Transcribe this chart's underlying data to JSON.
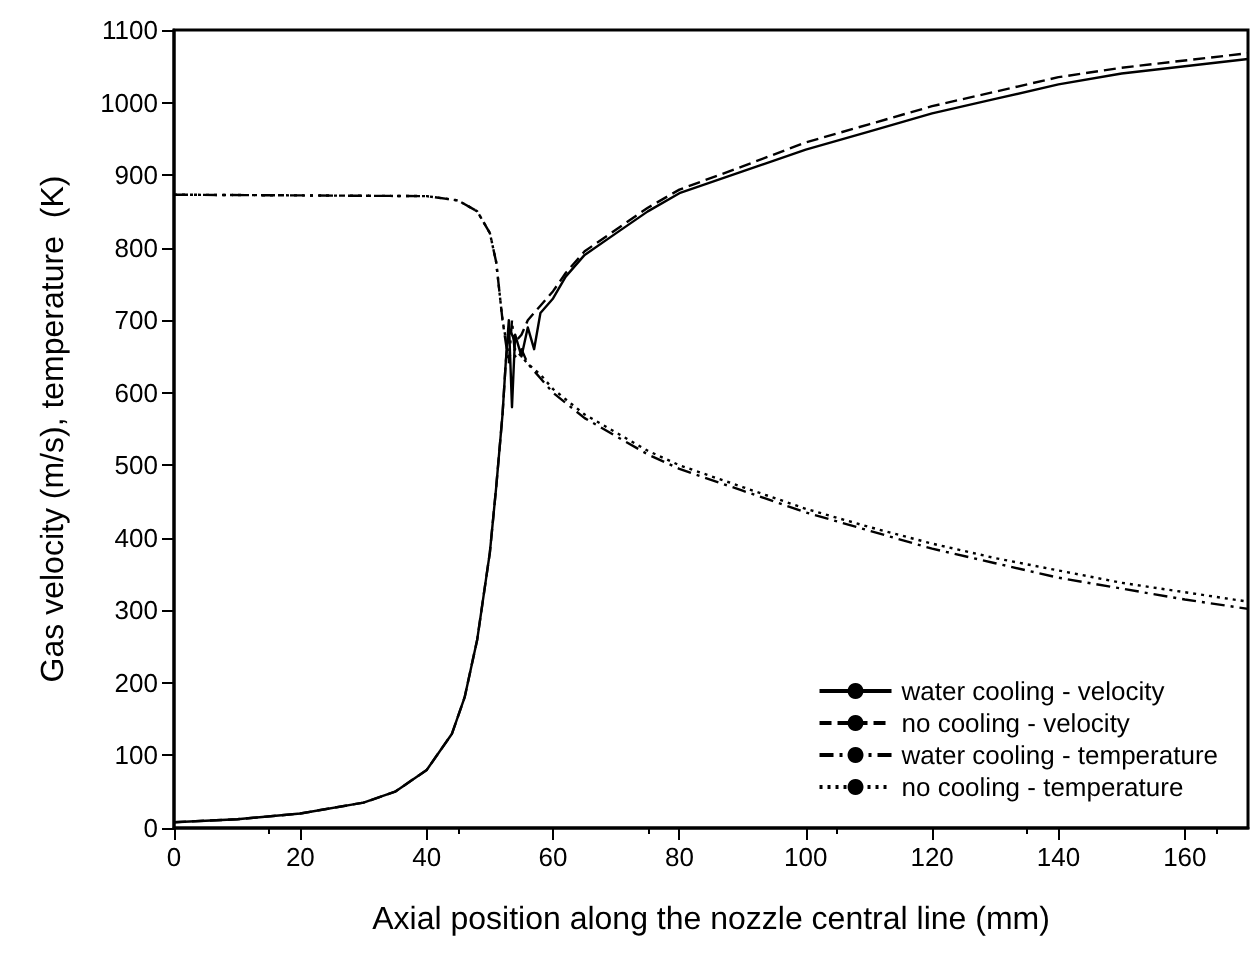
{
  "chart_data": {
    "type": "line",
    "xlabel": "Axial position along the nozzle central line (mm)",
    "ylabel": "Gas velocity (m/s), temperature  (K)",
    "xlim": [
      0,
      170
    ],
    "xticks": [
      0,
      20,
      40,
      60,
      80,
      100,
      120,
      140,
      160
    ],
    "ylim": [
      0,
      1100
    ],
    "yticks": [
      0,
      100,
      200,
      300,
      400,
      500,
      600,
      700,
      800,
      900,
      1000,
      1100
    ],
    "grid": false,
    "legend": "bottom right",
    "marker": "none",
    "series": [
      {
        "name": "water cooling - velocity",
        "color": "#000000",
        "line_style": "solid",
        "x": [
          0,
          10,
          20,
          30,
          35,
          40,
          44,
          46,
          48,
          50,
          51,
          52,
          52.5,
          53,
          53.5,
          54,
          55,
          56,
          57,
          58,
          60,
          62,
          65,
          70,
          75,
          80,
          90,
          100,
          110,
          120,
          130,
          140,
          150,
          160,
          170
        ],
        "values": [
          8,
          12,
          20,
          35,
          50,
          80,
          130,
          180,
          260,
          380,
          470,
          570,
          640,
          700,
          580,
          680,
          650,
          690,
          660,
          710,
          730,
          760,
          790,
          820,
          850,
          875,
          905,
          935,
          960,
          985,
          1005,
          1025,
          1040,
          1050,
          1060
        ]
      },
      {
        "name": "no cooling - velocity",
        "color": "#000000",
        "line_style": "dashed",
        "x": [
          0,
          10,
          20,
          30,
          35,
          40,
          44,
          46,
          48,
          50,
          51,
          52,
          52.5,
          53,
          54,
          55,
          56,
          58,
          60,
          62,
          65,
          70,
          75,
          80,
          90,
          100,
          110,
          120,
          130,
          140,
          150,
          160,
          170
        ],
        "values": [
          8,
          12,
          20,
          35,
          50,
          80,
          130,
          180,
          260,
          380,
          470,
          570,
          640,
          690,
          670,
          680,
          700,
          720,
          740,
          765,
          795,
          825,
          855,
          880,
          912,
          945,
          970,
          995,
          1015,
          1035,
          1048,
          1058,
          1068
        ]
      },
      {
        "name": "water cooling - temperature",
        "color": "#000000",
        "line_style": "dashdot",
        "x": [
          0,
          40,
          45,
          48,
          50,
          51,
          52,
          53,
          53.5,
          54,
          55,
          56,
          58,
          60,
          65,
          70,
          75,
          80,
          90,
          100,
          110,
          120,
          130,
          140,
          150,
          160,
          170
        ],
        "values": [
          873,
          871,
          865,
          850,
          820,
          780,
          700,
          640,
          700,
          650,
          660,
          640,
          620,
          600,
          565,
          540,
          515,
          495,
          465,
          435,
          410,
          385,
          365,
          345,
          330,
          315,
          302
        ]
      },
      {
        "name": "no cooling - temperature",
        "color": "#000000",
        "line_style": "dotted",
        "x": [
          0,
          40,
          45,
          48,
          50,
          51,
          52,
          53,
          54,
          55,
          56,
          58,
          60,
          65,
          70,
          75,
          80,
          90,
          100,
          110,
          120,
          130,
          140,
          150,
          160,
          170
        ],
        "values": [
          873,
          871,
          865,
          850,
          820,
          780,
          700,
          650,
          660,
          650,
          640,
          625,
          605,
          570,
          545,
          520,
          500,
          470,
          440,
          415,
          392,
          372,
          355,
          338,
          325,
          312
        ]
      }
    ]
  }
}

INSTRUCTION:
What comes back should match the records exactly, minus any pictures.

ANSWER TO THIS PROBLEM:
Transcribe this chart's underlying data to JSON.
{
  "chart_data": {
    "type": "line",
    "xlabel": "Axial position along the nozzle central line (mm)",
    "ylabel": "Gas velocity (m/s), temperature  (K)",
    "xlim": [
      0,
      170
    ],
    "xticks": [
      0,
      20,
      40,
      60,
      80,
      100,
      120,
      140,
      160
    ],
    "ylim": [
      0,
      1100
    ],
    "yticks": [
      0,
      100,
      200,
      300,
      400,
      500,
      600,
      700,
      800,
      900,
      1000,
      1100
    ],
    "grid": false,
    "legend": "bottom right",
    "marker": "none",
    "series": [
      {
        "name": "water cooling - velocity",
        "color": "#000000",
        "line_style": "solid",
        "x": [
          0,
          10,
          20,
          30,
          35,
          40,
          44,
          46,
          48,
          50,
          51,
          52,
          52.5,
          53,
          53.5,
          54,
          55,
          56,
          57,
          58,
          60,
          62,
          65,
          70,
          75,
          80,
          90,
          100,
          110,
          120,
          130,
          140,
          150,
          160,
          170
        ],
        "values": [
          8,
          12,
          20,
          35,
          50,
          80,
          130,
          180,
          260,
          380,
          470,
          570,
          640,
          700,
          580,
          680,
          650,
          690,
          660,
          710,
          730,
          760,
          790,
          820,
          850,
          875,
          905,
          935,
          960,
          985,
          1005,
          1025,
          1040,
          1050,
          1060
        ]
      },
      {
        "name": "no cooling - velocity",
        "color": "#000000",
        "line_style": "dashed",
        "x": [
          0,
          10,
          20,
          30,
          35,
          40,
          44,
          46,
          48,
          50,
          51,
          52,
          52.5,
          53,
          54,
          55,
          56,
          58,
          60,
          62,
          65,
          70,
          75,
          80,
          90,
          100,
          110,
          120,
          130,
          140,
          150,
          160,
          170
        ],
        "values": [
          8,
          12,
          20,
          35,
          50,
          80,
          130,
          180,
          260,
          380,
          470,
          570,
          640,
          690,
          670,
          680,
          700,
          720,
          740,
          765,
          795,
          825,
          855,
          880,
          912,
          945,
          970,
          995,
          1015,
          1035,
          1048,
          1058,
          1068
        ]
      },
      {
        "name": "water cooling - temperature",
        "color": "#000000",
        "line_style": "dashdot",
        "x": [
          0,
          40,
          45,
          48,
          50,
          51,
          52,
          53,
          53.5,
          54,
          55,
          56,
          58,
          60,
          65,
          70,
          75,
          80,
          90,
          100,
          110,
          120,
          130,
          140,
          150,
          160,
          170
        ],
        "values": [
          873,
          871,
          865,
          850,
          820,
          780,
          700,
          640,
          700,
          650,
          660,
          640,
          620,
          600,
          565,
          540,
          515,
          495,
          465,
          435,
          410,
          385,
          365,
          345,
          330,
          315,
          302
        ]
      },
      {
        "name": "no cooling - temperature",
        "color": "#000000",
        "line_style": "dotted",
        "x": [
          0,
          40,
          45,
          48,
          50,
          51,
          52,
          53,
          54,
          55,
          56,
          58,
          60,
          65,
          70,
          75,
          80,
          90,
          100,
          110,
          120,
          130,
          140,
          150,
          160,
          170
        ],
        "values": [
          873,
          871,
          865,
          850,
          820,
          780,
          700,
          650,
          660,
          650,
          640,
          625,
          605,
          570,
          545,
          520,
          500,
          470,
          440,
          415,
          392,
          372,
          355,
          338,
          325,
          312
        ]
      }
    ]
  }
}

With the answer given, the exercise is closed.